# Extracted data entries
##########
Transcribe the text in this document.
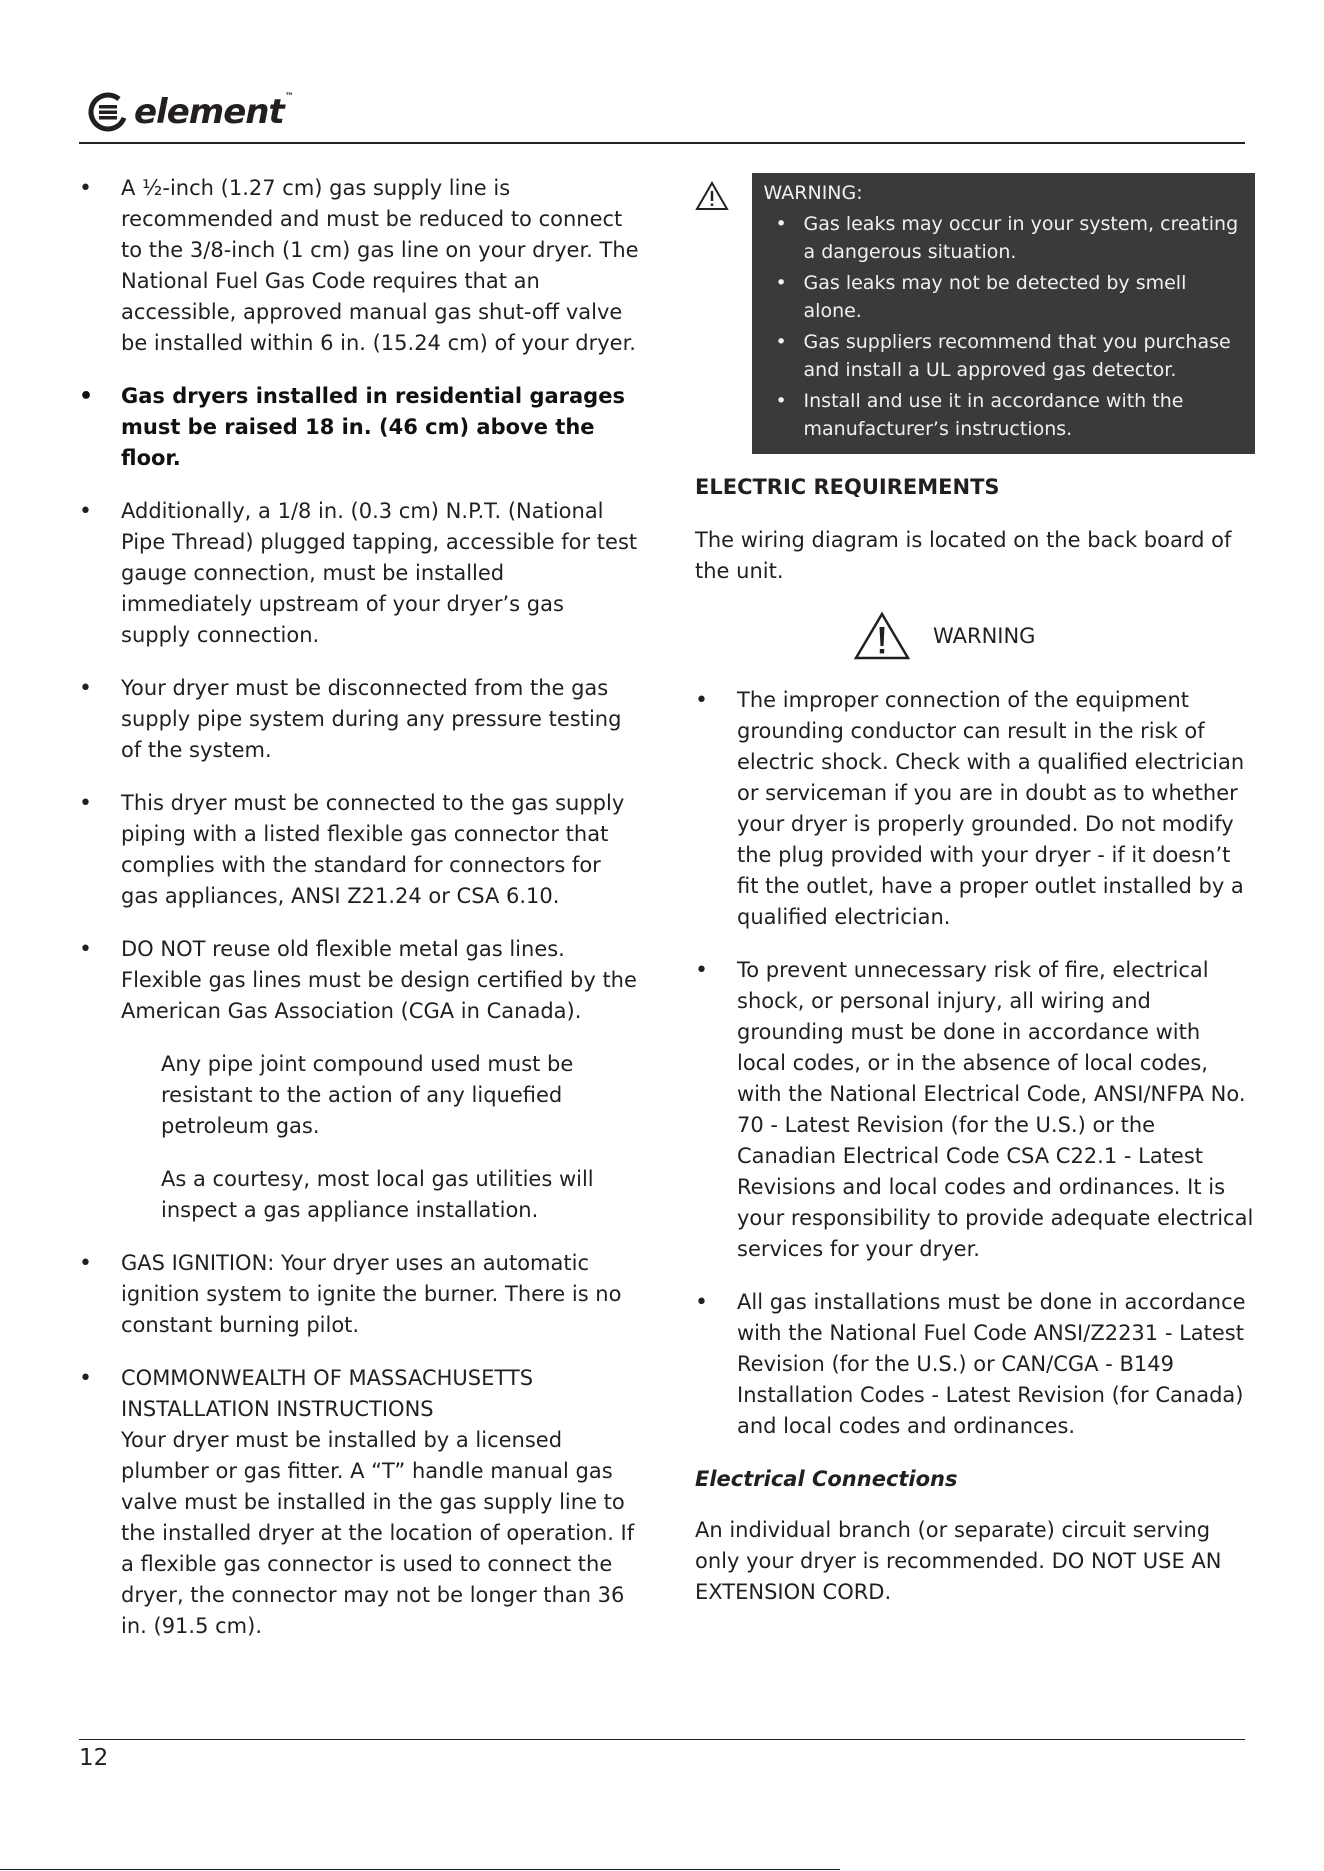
element™
• A ½-inch (1.27 cm) gas supply line is recommended and must be reduced to connect to the 3/8-inch (1 cm) gas line on your dryer. The National Fuel Gas Code requires that an accessible, approved manual gas shut-off valve be installed within 6 in. (15.24 cm) of your dryer.
• Gas dryers installed in residential garages must be raised 18 in. (46 cm) above the floor.
• Additionally, a 1/8 in. (0.3 cm) N.P.T. (National Pipe Thread) plugged tapping, accessible for test gauge connection, must be installed immediately upstream of your dryer’s gas supply connection.
• Your dryer must be disconnected from the gas supply pipe system during any pressure testing of the system.
• This dryer must be connected to the gas supply piping with a listed flexible gas connector that complies with the standard for connectors for gas appliances, ANSI Z21.24 or CSA 6.10.
• DO NOT reuse old flexible metal gas lines. Flexible gas lines must be design certified by the American Gas Association (CGA in Canada).
Any pipe joint compound used must be resistant to the action of any liquefied petroleum gas.
As a courtesy, most local gas utilities will inspect a gas appliance installation.
• GAS IGNITION: Your dryer uses an automatic ignition system to ignite the burner. There is no constant burning pilot.
• COMMONWEALTH OF MASSACHUSETTS INSTALLATION INSTRUCTIONS
Your dryer must be installed by a licensed plumber or gas fitter. A “T” handle manual gas valve must be installed in the gas supply line to the installed dryer at the location of operation. If a flexible gas connector is used to connect the dryer, the connector may not be longer than 36 in. (91.5 cm).
WARNING:
• Gas leaks may occur in your system, creating a dangerous situation.
• Gas leaks may not be detected by smell alone.
• Gas suppliers recommend that you purchase and install a UL approved gas detector.
• Install and use it in accordance with the manufacturer’s instructions.
ELECTRIC REQUIREMENTS
The wiring diagram is located on the back board of the unit.
WARNING
• The improper connection of the equipment grounding conductor can result in the risk of electric shock. Check with a qualified electrician or serviceman if you are in doubt as to whether your dryer is properly grounded. Do not modify the plug provided with your dryer - if it doesn’t fit the outlet, have a proper outlet installed by a qualified electrician.
• To prevent unnecessary risk of fire, electrical shock, or personal injury, all wiring and grounding must be done in accordance with local codes, or in the absence of local codes, with the National Electrical Code, ANSI/NFPA No. 70 - Latest Revision (for the U.S.) or the Canadian Electrical Code CSA C22.1 - Latest Revisions and local codes and ordinances. It is your responsibility to provide adequate electrical services for your dryer.
• All gas installations must be done in accordance with the National Fuel Code ANSI/Z2231 - Latest Revision (for the U.S.) or CAN/CGA - B149 Installation Codes - Latest Revision (for Canada) and local codes and ordinances.
Electrical Connections
An individual branch (or separate) circuit serving only your dryer is recommended. DO NOT USE AN EXTENSION CORD.
12
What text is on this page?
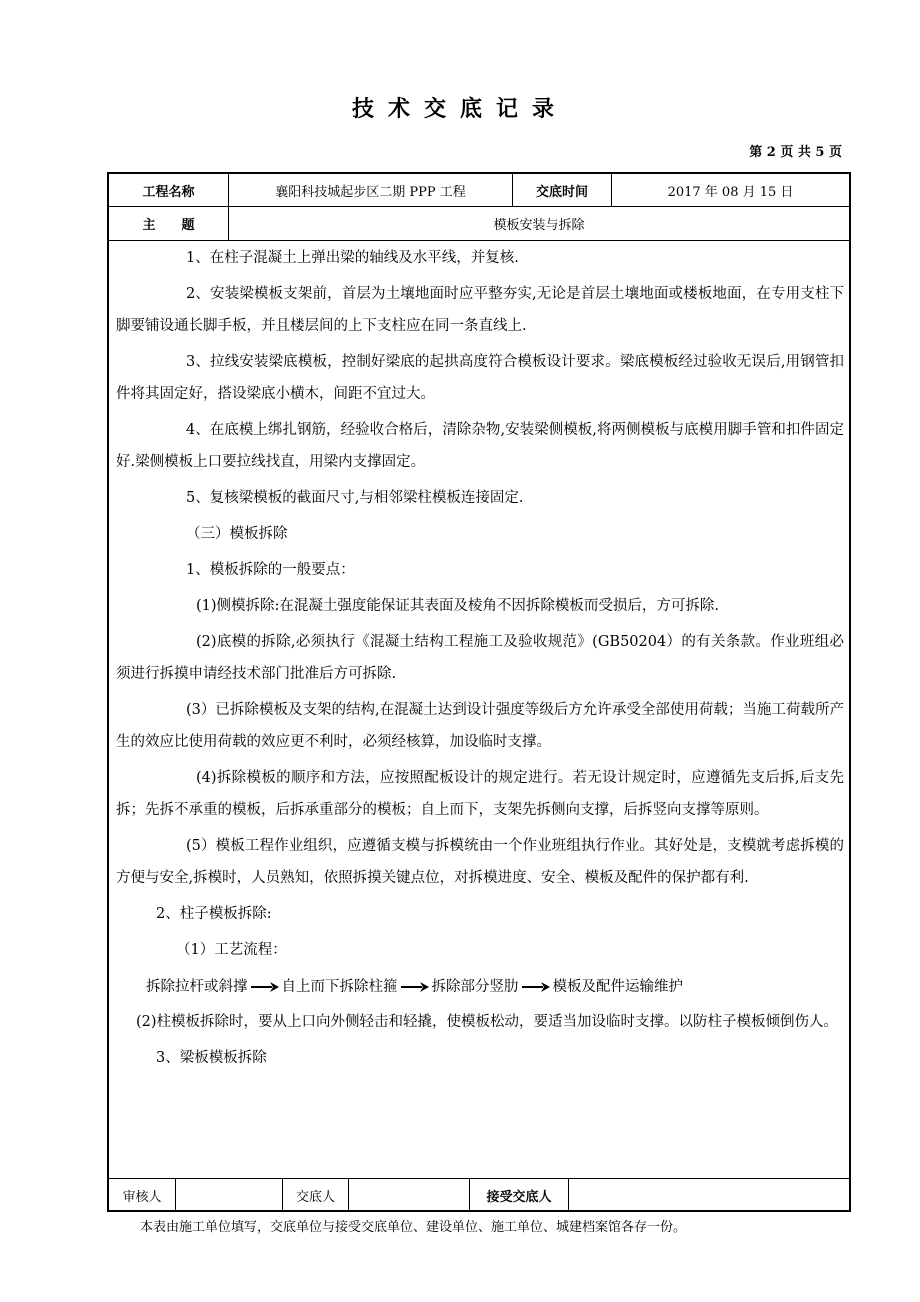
技术交底记录
第 2 页 共 5 页
工程名称	襄阳科技城起步区二期 PPP 工程	交底时间	2017 年 08 月 15 日
主　　题	模板安装与拆除

1、在柱子混凝土上弹出梁的轴线及水平线，并复核.

2、安装梁模板支架前，首层为土壤地面时应平整夯实,无论是首层土壤地面或楼板地面，在专用支柱下脚要铺设通长脚手板，并且楼层间的上下支柱应在同一条直线上.

3、拉线安装梁底模板，控制好梁底的起拱高度符合模板设计要求。梁底模板经过验收无误后,用钢管扣件将其固定好，搭设梁底小横木，间距不宜过大。

4、在底模上绑扎钢筋，经验收合格后，清除杂物,安装梁侧模板,将两侧模板与底模用脚手管和扣件固定好.梁侧模板上口要拉线找直，用梁内支撑固定。

5、复核梁模板的截面尺寸,与相邻梁柱模板连接固定.

（三）模板拆除

1、模板拆除的一般要点：

(1)侧模拆除:在混凝土强度能保证其表面及棱角不因拆除模板而受损后，方可拆除.

(2)底模的拆除,必须执行《混凝土结构工程施工及验收规范》(GB50204）的有关条款。作业班组必须进行拆摸申请经技术部门批准后方可拆除.

(3）已拆除模板及支架的结构,在混凝土达到设计强度等级后方允许承受全部使用荷载；当施工荷载所产生的效应比使用荷载的效应更不利时，必须经核算，加设临时支撑。

(4)拆除模板的顺序和方法，应按照配板设计的规定进行。若无设计规定时，应遵循先支后拆,后支先拆；先拆不承重的模板，后拆承重部分的模板；自上而下，支架先拆侧向支撑，后拆竖向支撑等原则。

(5）模板工程作业组织，应遵循支模与拆模统由一个作业班组执行作业。其好处是，支模就考虑拆模的方便与安全,拆模时，人员熟知，依照拆摸关键点位，对拆模进度、安全、模板及配件的保护都有利.

2、柱子模板拆除:

（1）工艺流程：

拆除拉杆或斜撑 自上而下拆除柱箍 拆除部分竖肋 模板及配件运输维护

(2)柱模板拆除时，要从上口向外侧轻击和轻撬，使模板松动，要适当加设临时支撑。以防柱子模板倾倒伤人。

3、梁板模板拆除

审核人	交底人	接受交底人
本表由施工单位填写，交底单位与接受交底单位、建设单位、施工单位、城建档案馆各存一份。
##########
# What the task requires
Check each line of the records for the string "Electrical" and state how many lines contain it. Give only the number.

# Exercise output
2